[start of Data for processing]
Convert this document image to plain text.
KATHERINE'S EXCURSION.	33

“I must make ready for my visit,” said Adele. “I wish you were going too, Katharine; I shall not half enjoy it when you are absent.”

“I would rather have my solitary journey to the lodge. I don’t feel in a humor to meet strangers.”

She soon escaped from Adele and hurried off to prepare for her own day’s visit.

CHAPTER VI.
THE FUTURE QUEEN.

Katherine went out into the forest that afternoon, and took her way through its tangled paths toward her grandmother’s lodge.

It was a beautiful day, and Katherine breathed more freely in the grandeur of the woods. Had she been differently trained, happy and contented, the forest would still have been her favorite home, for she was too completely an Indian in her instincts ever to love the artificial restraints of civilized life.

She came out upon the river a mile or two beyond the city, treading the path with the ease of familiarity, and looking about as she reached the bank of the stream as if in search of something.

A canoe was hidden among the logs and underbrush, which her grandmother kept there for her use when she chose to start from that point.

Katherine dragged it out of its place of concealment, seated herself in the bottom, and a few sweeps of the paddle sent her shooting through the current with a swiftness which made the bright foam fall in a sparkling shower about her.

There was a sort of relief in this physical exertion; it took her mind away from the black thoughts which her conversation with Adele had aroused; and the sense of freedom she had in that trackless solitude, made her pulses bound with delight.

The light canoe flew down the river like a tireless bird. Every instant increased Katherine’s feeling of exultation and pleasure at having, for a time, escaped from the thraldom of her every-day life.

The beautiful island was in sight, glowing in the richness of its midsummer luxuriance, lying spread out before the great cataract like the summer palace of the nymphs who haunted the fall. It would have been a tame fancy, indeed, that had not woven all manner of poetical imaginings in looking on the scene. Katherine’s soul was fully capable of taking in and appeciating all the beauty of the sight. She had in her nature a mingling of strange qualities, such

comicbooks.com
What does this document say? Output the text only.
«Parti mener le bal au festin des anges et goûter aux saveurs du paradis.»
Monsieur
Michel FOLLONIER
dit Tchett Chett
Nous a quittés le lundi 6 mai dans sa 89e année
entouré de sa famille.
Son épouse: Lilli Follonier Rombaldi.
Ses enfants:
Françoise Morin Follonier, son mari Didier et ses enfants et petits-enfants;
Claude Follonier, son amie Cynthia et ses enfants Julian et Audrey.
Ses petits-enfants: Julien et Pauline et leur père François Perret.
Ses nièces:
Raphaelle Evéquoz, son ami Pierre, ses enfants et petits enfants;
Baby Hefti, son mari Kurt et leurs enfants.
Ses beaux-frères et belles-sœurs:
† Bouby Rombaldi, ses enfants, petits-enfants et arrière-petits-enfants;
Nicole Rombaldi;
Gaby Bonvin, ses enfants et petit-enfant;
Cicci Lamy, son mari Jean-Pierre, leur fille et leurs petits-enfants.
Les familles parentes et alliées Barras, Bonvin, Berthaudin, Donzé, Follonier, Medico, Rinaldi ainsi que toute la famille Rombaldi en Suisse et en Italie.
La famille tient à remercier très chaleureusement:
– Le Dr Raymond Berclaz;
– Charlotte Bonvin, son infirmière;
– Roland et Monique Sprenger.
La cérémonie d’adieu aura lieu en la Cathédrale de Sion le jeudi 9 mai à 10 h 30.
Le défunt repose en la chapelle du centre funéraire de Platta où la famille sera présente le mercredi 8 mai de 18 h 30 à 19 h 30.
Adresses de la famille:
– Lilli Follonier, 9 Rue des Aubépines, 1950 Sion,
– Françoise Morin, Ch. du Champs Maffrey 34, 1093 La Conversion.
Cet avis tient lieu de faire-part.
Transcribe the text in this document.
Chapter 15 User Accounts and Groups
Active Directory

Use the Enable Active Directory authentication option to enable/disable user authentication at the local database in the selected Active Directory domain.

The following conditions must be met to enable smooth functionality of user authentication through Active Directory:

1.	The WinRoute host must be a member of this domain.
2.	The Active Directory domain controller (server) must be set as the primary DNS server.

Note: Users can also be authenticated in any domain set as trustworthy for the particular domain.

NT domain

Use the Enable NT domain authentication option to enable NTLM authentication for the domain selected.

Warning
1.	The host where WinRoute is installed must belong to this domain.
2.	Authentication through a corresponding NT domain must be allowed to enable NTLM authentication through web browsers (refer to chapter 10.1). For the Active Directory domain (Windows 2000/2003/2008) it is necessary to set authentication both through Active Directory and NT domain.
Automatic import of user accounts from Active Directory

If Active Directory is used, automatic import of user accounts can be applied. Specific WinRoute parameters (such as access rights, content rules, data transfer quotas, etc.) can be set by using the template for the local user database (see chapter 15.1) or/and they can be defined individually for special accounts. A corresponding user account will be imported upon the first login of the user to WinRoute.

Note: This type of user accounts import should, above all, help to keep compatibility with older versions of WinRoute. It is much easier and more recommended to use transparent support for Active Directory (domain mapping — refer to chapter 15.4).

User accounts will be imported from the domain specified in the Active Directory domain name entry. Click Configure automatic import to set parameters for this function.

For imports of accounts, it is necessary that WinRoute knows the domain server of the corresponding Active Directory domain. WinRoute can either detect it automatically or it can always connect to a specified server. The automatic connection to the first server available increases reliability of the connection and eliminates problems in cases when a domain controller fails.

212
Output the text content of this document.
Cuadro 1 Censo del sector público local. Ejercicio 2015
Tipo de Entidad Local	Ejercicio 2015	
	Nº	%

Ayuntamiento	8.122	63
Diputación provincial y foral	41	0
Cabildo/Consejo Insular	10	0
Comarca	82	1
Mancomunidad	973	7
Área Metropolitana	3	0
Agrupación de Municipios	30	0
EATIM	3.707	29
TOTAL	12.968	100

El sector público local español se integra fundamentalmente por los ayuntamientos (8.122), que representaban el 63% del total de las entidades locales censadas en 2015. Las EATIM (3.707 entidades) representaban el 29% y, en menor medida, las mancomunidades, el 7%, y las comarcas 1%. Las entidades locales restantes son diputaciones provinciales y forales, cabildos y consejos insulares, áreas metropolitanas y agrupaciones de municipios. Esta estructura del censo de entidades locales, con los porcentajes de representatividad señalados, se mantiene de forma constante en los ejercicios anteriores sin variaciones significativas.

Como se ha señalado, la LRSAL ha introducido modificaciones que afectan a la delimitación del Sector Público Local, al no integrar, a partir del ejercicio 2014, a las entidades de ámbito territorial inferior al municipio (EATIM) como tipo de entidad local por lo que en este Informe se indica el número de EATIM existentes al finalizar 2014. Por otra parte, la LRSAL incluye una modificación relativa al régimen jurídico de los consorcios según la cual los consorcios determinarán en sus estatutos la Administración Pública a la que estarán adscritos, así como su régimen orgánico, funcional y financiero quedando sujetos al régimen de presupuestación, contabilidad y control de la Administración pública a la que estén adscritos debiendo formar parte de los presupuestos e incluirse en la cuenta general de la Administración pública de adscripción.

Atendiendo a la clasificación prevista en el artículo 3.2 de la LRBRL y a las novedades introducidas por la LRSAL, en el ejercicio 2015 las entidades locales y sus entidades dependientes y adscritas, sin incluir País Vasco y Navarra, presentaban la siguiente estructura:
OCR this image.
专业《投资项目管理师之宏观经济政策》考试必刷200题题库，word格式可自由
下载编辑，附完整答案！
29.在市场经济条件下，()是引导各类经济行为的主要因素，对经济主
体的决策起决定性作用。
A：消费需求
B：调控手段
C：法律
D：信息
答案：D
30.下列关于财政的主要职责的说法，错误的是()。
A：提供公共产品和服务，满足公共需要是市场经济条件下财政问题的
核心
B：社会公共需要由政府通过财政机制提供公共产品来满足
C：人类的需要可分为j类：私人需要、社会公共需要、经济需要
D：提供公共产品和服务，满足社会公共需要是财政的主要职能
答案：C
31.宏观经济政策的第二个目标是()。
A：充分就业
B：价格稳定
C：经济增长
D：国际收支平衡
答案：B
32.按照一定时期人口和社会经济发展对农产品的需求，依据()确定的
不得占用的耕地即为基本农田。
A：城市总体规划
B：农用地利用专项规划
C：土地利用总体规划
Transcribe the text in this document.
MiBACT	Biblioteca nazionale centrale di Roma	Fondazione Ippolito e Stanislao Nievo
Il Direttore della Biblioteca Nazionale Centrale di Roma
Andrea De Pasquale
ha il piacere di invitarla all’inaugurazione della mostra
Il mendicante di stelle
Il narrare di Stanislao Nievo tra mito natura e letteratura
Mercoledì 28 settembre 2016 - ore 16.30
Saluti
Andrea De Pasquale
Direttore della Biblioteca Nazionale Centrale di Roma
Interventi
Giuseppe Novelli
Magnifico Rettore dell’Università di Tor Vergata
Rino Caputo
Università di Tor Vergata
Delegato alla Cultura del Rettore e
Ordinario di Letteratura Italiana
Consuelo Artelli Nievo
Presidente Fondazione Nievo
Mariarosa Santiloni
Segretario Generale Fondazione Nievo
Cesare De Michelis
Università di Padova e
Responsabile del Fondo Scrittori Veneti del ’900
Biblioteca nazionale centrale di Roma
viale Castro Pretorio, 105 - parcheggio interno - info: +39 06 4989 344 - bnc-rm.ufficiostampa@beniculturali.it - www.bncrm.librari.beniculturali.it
[end of Data for processing]
### Exercise requirements
Report each line in the data that holds the word "canoe".

### Answer to the task
A canoe was hidden among the logs and underbrush, which her grandmother kept there for her use when she chose to start from that point.
The light canoe flew down the river like a tireless bird. Every instant increased Katherine’s feeling of exultation and pleasure at having, for a time, escaped from the thraldom of her every-day life.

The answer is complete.